-- START SOURCE MATERIAL --

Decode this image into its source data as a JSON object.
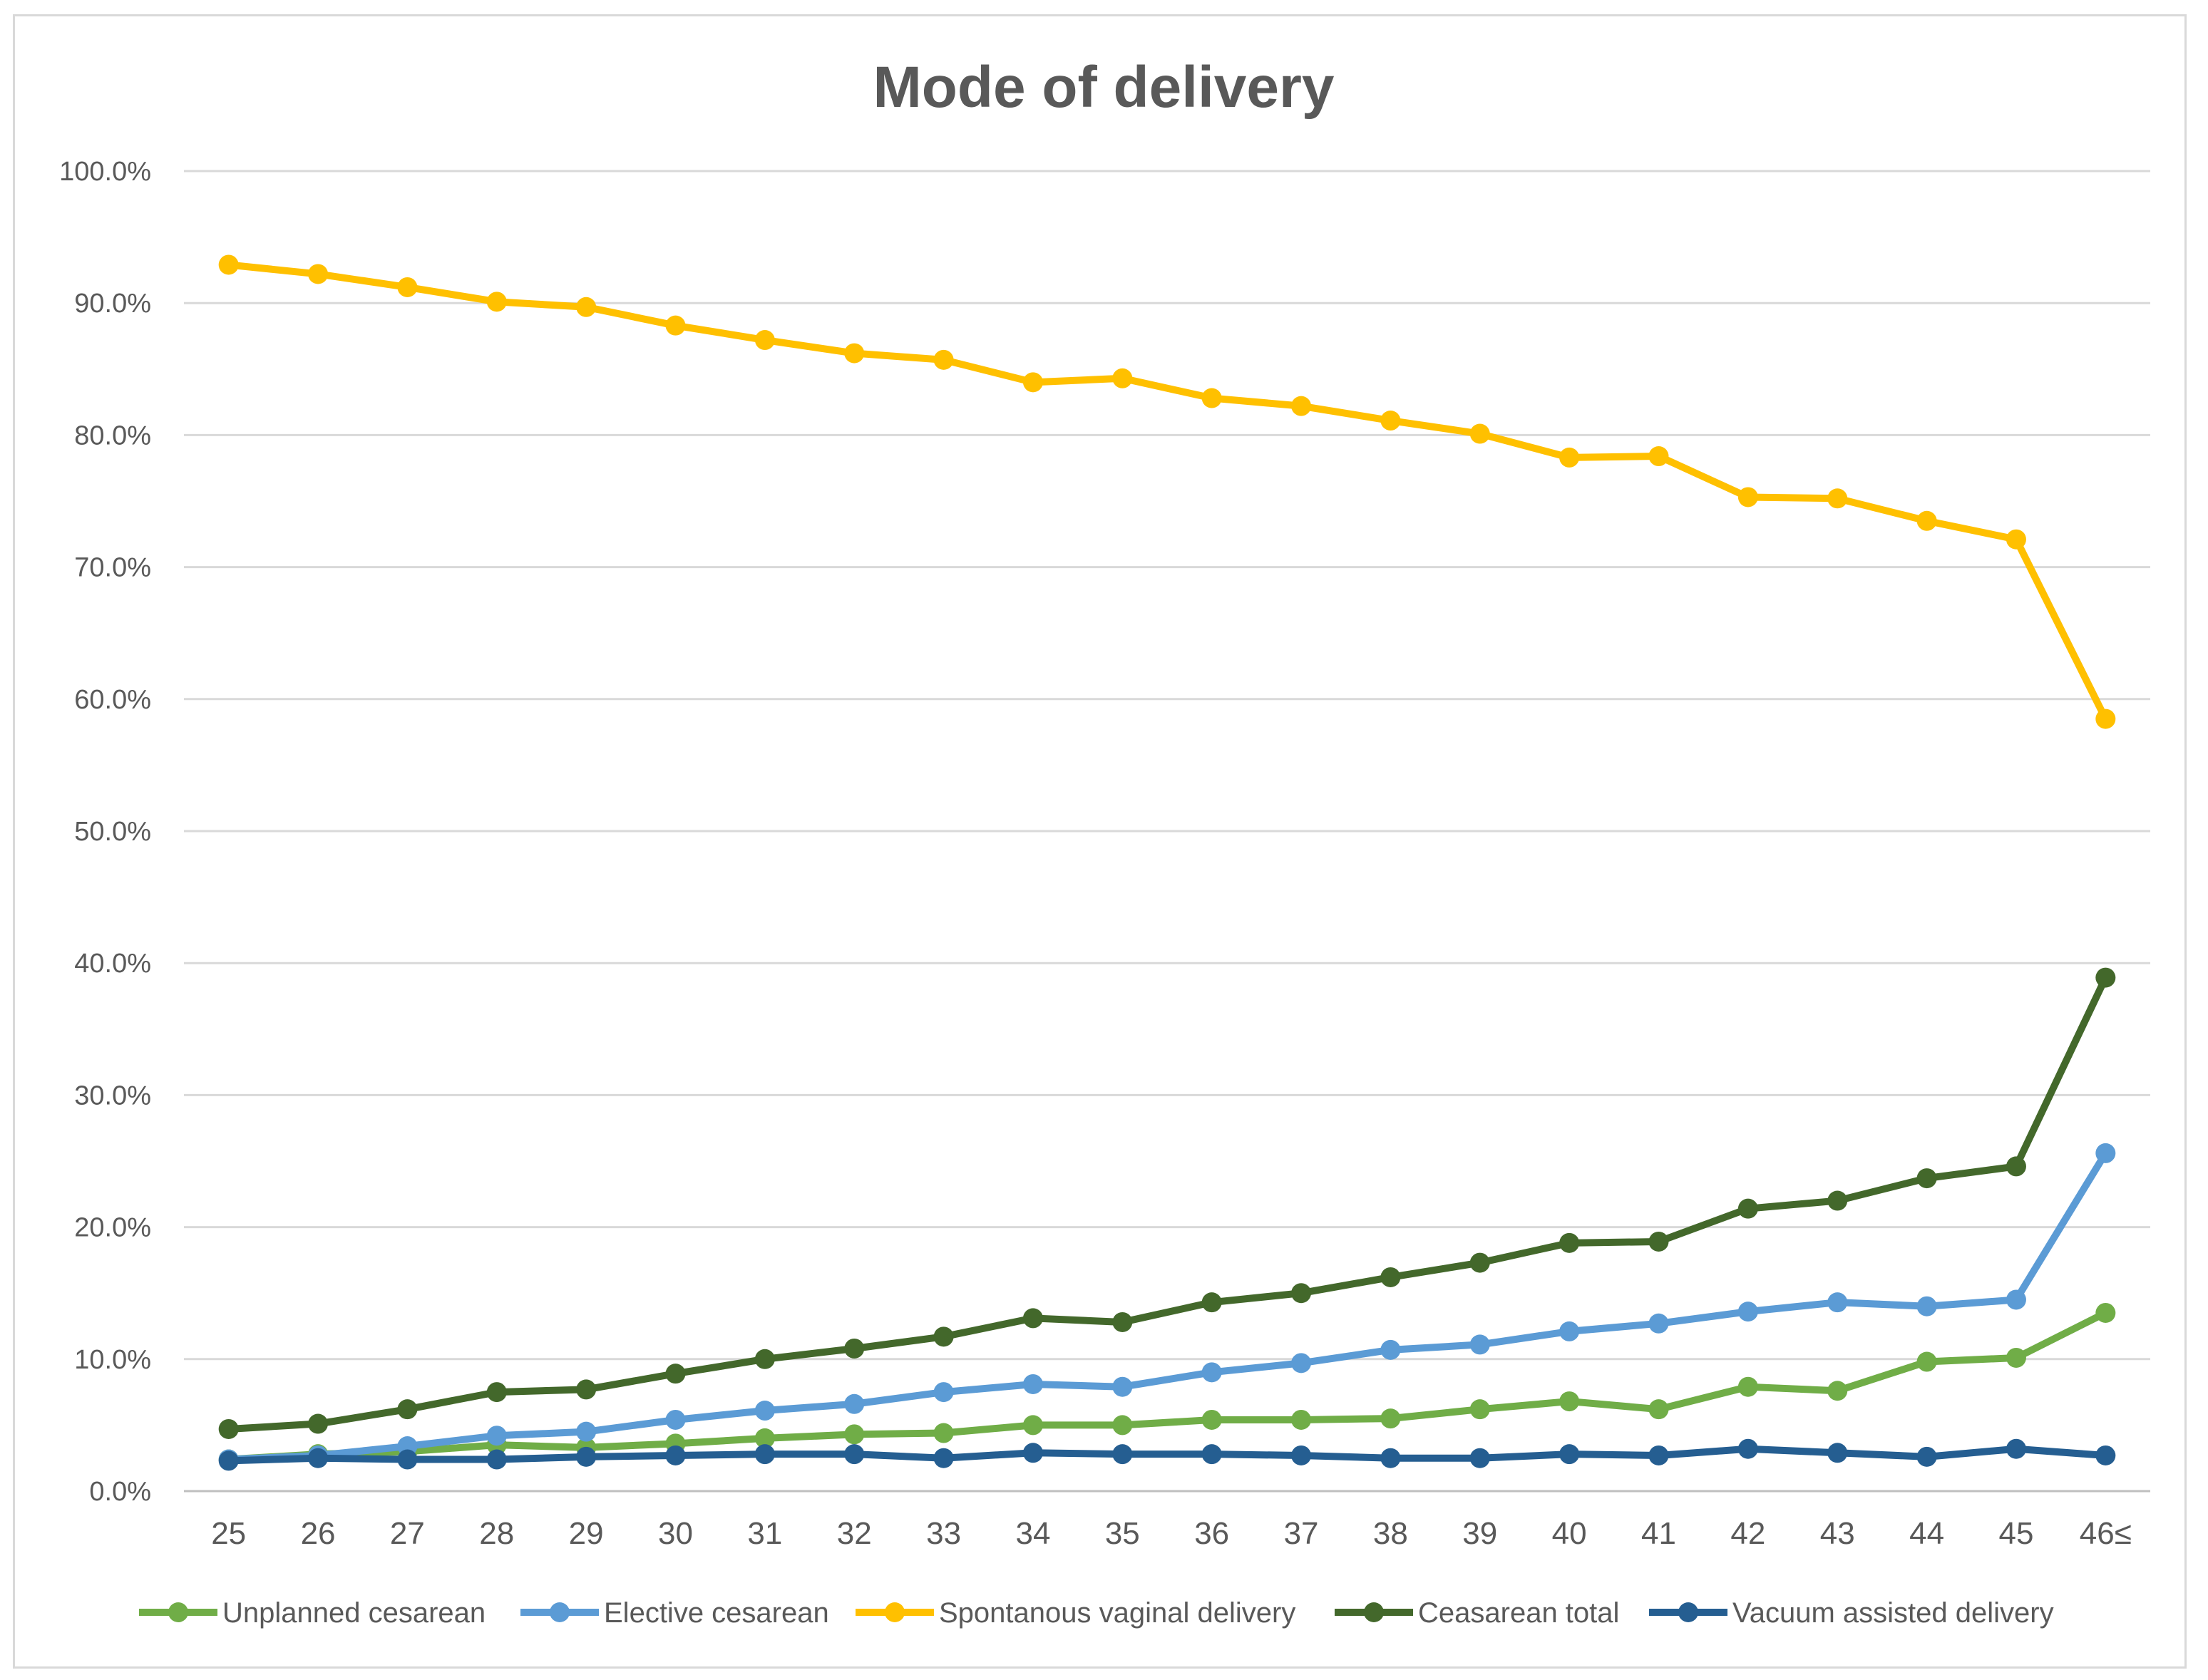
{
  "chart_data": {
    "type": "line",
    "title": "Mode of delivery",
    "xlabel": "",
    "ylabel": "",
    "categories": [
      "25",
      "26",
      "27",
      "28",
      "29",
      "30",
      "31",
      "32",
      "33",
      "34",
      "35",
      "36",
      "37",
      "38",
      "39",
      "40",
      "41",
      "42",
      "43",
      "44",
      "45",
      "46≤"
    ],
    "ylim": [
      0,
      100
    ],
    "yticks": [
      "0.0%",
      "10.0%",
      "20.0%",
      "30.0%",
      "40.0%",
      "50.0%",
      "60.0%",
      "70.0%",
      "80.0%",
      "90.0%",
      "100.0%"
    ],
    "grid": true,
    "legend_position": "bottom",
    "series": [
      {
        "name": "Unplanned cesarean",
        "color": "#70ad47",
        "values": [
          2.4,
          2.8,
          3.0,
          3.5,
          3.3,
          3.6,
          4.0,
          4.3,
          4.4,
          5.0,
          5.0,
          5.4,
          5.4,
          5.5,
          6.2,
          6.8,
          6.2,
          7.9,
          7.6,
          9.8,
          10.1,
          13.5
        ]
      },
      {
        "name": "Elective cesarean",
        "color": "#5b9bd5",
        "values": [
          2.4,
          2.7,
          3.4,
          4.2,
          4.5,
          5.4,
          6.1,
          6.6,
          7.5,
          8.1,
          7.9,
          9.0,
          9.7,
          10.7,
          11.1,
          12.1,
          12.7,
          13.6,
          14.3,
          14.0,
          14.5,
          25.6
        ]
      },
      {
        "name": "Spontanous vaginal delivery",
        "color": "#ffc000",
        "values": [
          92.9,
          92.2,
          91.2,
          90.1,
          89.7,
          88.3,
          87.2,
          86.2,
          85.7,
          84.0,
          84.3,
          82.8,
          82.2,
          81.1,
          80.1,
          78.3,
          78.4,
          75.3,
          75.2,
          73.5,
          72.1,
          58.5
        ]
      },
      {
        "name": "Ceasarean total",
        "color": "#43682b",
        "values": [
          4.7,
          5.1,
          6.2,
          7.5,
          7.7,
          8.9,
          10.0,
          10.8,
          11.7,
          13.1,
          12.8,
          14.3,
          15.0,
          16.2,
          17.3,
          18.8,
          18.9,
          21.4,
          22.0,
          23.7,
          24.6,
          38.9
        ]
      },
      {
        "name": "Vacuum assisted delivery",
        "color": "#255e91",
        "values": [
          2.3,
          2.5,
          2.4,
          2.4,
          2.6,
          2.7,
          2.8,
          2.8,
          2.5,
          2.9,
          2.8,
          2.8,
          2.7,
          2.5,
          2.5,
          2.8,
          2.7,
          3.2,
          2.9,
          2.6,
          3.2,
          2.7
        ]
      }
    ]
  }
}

-- END SOURCE MATERIAL --

» **THE EXERCISE**
Output every entry verbatim. Pictures do not belong in the copy.

» **COMPLETE ANSWER**
Decode this image into its source data as a JSON object.
{
  "chart_data": {
    "type": "line",
    "title": "Mode of delivery",
    "xlabel": "",
    "ylabel": "",
    "categories": [
      "25",
      "26",
      "27",
      "28",
      "29",
      "30",
      "31",
      "32",
      "33",
      "34",
      "35",
      "36",
      "37",
      "38",
      "39",
      "40",
      "41",
      "42",
      "43",
      "44",
      "45",
      "46≤"
    ],
    "ylim": [
      0,
      100
    ],
    "yticks": [
      "0.0%",
      "10.0%",
      "20.0%",
      "30.0%",
      "40.0%",
      "50.0%",
      "60.0%",
      "70.0%",
      "80.0%",
      "90.0%",
      "100.0%"
    ],
    "grid": true,
    "legend_position": "bottom",
    "series": [
      {
        "name": "Unplanned cesarean",
        "color": "#70ad47",
        "values": [
          2.4,
          2.8,
          3.0,
          3.5,
          3.3,
          3.6,
          4.0,
          4.3,
          4.4,
          5.0,
          5.0,
          5.4,
          5.4,
          5.5,
          6.2,
          6.8,
          6.2,
          7.9,
          7.6,
          9.8,
          10.1,
          13.5
        ]
      },
      {
        "name": "Elective cesarean",
        "color": "#5b9bd5",
        "values": [
          2.4,
          2.7,
          3.4,
          4.2,
          4.5,
          5.4,
          6.1,
          6.6,
          7.5,
          8.1,
          7.9,
          9.0,
          9.7,
          10.7,
          11.1,
          12.1,
          12.7,
          13.6,
          14.3,
          14.0,
          14.5,
          25.6
        ]
      },
      {
        "name": "Spontanous vaginal delivery",
        "color": "#ffc000",
        "values": [
          92.9,
          92.2,
          91.2,
          90.1,
          89.7,
          88.3,
          87.2,
          86.2,
          85.7,
          84.0,
          84.3,
          82.8,
          82.2,
          81.1,
          80.1,
          78.3,
          78.4,
          75.3,
          75.2,
          73.5,
          72.1,
          58.5
        ]
      },
      {
        "name": "Ceasarean total",
        "color": "#43682b",
        "values": [
          4.7,
          5.1,
          6.2,
          7.5,
          7.7,
          8.9,
          10.0,
          10.8,
          11.7,
          13.1,
          12.8,
          14.3,
          15.0,
          16.2,
          17.3,
          18.8,
          18.9,
          21.4,
          22.0,
          23.7,
          24.6,
          38.9
        ]
      },
      {
        "name": "Vacuum assisted delivery",
        "color": "#255e91",
        "values": [
          2.3,
          2.5,
          2.4,
          2.4,
          2.6,
          2.7,
          2.8,
          2.8,
          2.5,
          2.9,
          2.8,
          2.8,
          2.7,
          2.5,
          2.5,
          2.8,
          2.7,
          3.2,
          2.9,
          2.6,
          3.2,
          2.7
        ]
      }
    ]
  }
}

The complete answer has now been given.